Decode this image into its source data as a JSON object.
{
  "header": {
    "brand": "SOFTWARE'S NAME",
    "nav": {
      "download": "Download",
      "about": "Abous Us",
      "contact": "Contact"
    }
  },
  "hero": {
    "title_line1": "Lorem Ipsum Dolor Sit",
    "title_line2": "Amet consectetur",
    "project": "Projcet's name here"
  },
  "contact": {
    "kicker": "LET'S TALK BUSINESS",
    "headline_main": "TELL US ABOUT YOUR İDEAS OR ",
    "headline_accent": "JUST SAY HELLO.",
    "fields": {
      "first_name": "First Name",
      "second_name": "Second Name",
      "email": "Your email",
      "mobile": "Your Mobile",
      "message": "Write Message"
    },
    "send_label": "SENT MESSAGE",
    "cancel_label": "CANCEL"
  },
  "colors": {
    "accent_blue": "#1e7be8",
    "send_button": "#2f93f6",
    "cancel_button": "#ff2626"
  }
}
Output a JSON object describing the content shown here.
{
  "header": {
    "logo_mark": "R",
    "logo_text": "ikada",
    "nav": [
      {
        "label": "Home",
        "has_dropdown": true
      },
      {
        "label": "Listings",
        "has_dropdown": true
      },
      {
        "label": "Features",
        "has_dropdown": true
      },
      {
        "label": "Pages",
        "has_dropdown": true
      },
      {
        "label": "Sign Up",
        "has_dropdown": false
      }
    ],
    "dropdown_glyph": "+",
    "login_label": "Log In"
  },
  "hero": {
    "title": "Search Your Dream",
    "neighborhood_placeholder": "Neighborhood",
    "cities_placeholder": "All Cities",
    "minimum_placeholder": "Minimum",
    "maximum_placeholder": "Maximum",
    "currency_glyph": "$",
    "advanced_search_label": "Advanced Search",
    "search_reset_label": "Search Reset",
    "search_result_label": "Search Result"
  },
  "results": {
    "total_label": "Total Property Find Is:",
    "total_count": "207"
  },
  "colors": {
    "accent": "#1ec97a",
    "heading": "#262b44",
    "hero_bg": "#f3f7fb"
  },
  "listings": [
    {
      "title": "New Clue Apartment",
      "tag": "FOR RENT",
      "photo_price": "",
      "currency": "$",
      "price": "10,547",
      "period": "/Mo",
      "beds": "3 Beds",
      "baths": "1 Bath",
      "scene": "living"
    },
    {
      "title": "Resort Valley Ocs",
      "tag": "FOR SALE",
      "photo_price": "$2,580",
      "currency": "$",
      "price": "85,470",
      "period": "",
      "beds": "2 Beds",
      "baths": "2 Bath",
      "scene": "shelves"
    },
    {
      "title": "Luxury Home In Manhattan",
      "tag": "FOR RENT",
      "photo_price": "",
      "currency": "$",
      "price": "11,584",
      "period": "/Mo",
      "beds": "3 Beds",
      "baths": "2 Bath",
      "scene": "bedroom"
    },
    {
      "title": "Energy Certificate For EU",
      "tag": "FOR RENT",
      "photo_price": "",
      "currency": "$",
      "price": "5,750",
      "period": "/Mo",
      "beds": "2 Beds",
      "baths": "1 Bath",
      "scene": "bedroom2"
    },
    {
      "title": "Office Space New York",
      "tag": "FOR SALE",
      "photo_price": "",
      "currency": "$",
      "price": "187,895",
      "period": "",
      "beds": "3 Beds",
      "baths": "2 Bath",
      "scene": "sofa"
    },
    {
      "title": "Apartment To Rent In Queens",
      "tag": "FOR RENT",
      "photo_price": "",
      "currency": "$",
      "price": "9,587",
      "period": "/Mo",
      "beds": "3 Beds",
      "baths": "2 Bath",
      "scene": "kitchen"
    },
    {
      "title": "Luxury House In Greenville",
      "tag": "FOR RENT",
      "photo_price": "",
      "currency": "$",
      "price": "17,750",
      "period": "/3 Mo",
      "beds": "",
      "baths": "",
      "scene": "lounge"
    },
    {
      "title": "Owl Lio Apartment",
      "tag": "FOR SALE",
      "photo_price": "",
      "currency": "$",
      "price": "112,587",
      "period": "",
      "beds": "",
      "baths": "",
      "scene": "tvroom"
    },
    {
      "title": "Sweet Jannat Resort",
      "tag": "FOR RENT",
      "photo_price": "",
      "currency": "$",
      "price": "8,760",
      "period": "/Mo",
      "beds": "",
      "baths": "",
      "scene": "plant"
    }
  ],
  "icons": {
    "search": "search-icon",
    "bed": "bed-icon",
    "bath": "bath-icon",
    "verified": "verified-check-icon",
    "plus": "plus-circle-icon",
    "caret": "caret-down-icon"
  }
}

§ **TASK TO COMPLETE**: Please reproduce every line of the material word for word.

§ **FULL ANSWER**:
Decode this image into its source data as a JSON object.
{
  "header": {
    "brand": "SOFTWARE'S NAME",
    "nav": {
      "download": "Download",
      "about": "Abous Us",
      "contact": "Contact"
    }
  },
  "hero": {
    "title_line1": "Lorem Ipsum Dolor Sit",
    "title_line2": "Amet consectetur",
    "project": "Projcet's name here"
  },
  "contact": {
    "kicker": "LET'S TALK BUSINESS",
    "headline_main": "TELL US ABOUT YOUR İDEAS OR ",
    "headline_accent": "JUST SAY HELLO.",
    "fields": {
      "first_name": "First Name",
      "second_name": "Second Name",
      "email": "Your email",
      "mobile": "Your Mobile",
      "message": "Write Message"
    },
    "send_label": "SENT MESSAGE",
    "cancel_label": "CANCEL"
  },
  "colors": {
    "accent_blue": "#1e7be8",
    "send_button": "#2f93f6",
    "cancel_button": "#ff2626"
  }
}
Output a JSON object describing the content shown here.
{
  "header": {
    "logo_mark": "R",
    "logo_text": "ikada",
    "nav": [
      {
        "label": "Home",
        "has_dropdown": true
      },
      {
        "label": "Listings",
        "has_dropdown": true
      },
      {
        "label": "Features",
        "has_dropdown": true
      },
      {
        "label": "Pages",
        "has_dropdown": true
      },
      {
        "label": "Sign Up",
        "has_dropdown": false
      }
    ],
    "dropdown_glyph": "+",
    "login_label": "Log In"
  },
  "hero": {
    "title": "Search Your Dream",
    "neighborhood_placeholder": "Neighborhood",
    "cities_placeholder": "All Cities",
    "minimum_placeholder": "Minimum",
    "maximum_placeholder": "Maximum",
    "currency_glyph": "$",
    "advanced_search_label": "Advanced Search",
    "search_reset_label": "Search Reset",
    "search_result_label": "Search Result"
  },
  "results": {
    "total_label": "Total Property Find Is:",
    "total_count": "207"
  },
  "colors": {
    "accent": "#1ec97a",
    "heading": "#262b44",
    "hero_bg": "#f3f7fb"
  },
  "listings": [
    {
      "title": "New Clue Apartment",
      "tag": "FOR RENT",
      "photo_price": "",
      "currency": "$",
      "price": "10,547",
      "period": "/Mo",
      "beds": "3 Beds",
      "baths": "1 Bath",
      "scene": "living"
    },
    {
      "title": "Resort Valley Ocs",
      "tag": "FOR SALE",
      "photo_price": "$2,580",
      "currency": "$",
      "price": "85,470",
      "period": "",
      "beds": "2 Beds",
      "baths": "2 Bath",
      "scene": "shelves"
    },
    {
      "title": "Luxury Home In Manhattan",
      "tag": "FOR RENT",
      "photo_price": "",
      "currency": "$",
      "price": "11,584",
      "period": "/Mo",
      "beds": "3 Beds",
      "baths": "2 Bath",
      "scene": "bedroom"
    },
    {
      "title": "Energy Certificate For EU",
      "tag": "FOR RENT",
      "photo_price": "",
      "currency": "$",
      "price": "5,750",
      "period": "/Mo",
      "beds": "2 Beds",
      "baths": "1 Bath",
      "scene": "bedroom2"
    },
    {
      "title": "Office Space New York",
      "tag": "FOR SALE",
      "photo_price": "",
      "currency": "$",
      "price": "187,895",
      "period": "",
      "beds": "3 Beds",
      "baths": "2 Bath",
      "scene": "sofa"
    },
    {
      "title": "Apartment To Rent In Queens",
      "tag": "FOR RENT",
      "photo_price": "",
      "currency": "$",
      "price": "9,587",
      "period": "/Mo",
      "beds": "3 Beds",
      "baths": "2 Bath",
      "scene": "kitchen"
    },
    {
      "title": "Luxury House In Greenville",
      "tag": "FOR RENT",
      "photo_price": "",
      "currency": "$",
      "price": "17,750",
      "period": "/3 Mo",
      "beds": "",
      "baths": "",
      "scene": "lounge"
    },
    {
      "title": "Owl Lio Apartment",
      "tag": "FOR SALE",
      "photo_price": "",
      "currency": "$",
      "price": "112,587",
      "period": "",
      "beds": "",
      "baths": "",
      "scene": "tvroom"
    },
    {
      "title": "Sweet Jannat Resort",
      "tag": "FOR RENT",
      "photo_price": "",
      "currency": "$",
      "price": "8,760",
      "period": "/Mo",
      "beds": "",
      "baths": "",
      "scene": "plant"
    }
  ],
  "icons": {
    "search": "search-icon",
    "bed": "bed-icon",
    "bath": "bath-icon",
    "verified": "verified-check-icon",
    "plus": "plus-circle-icon",
    "caret": "caret-down-icon"
  }
}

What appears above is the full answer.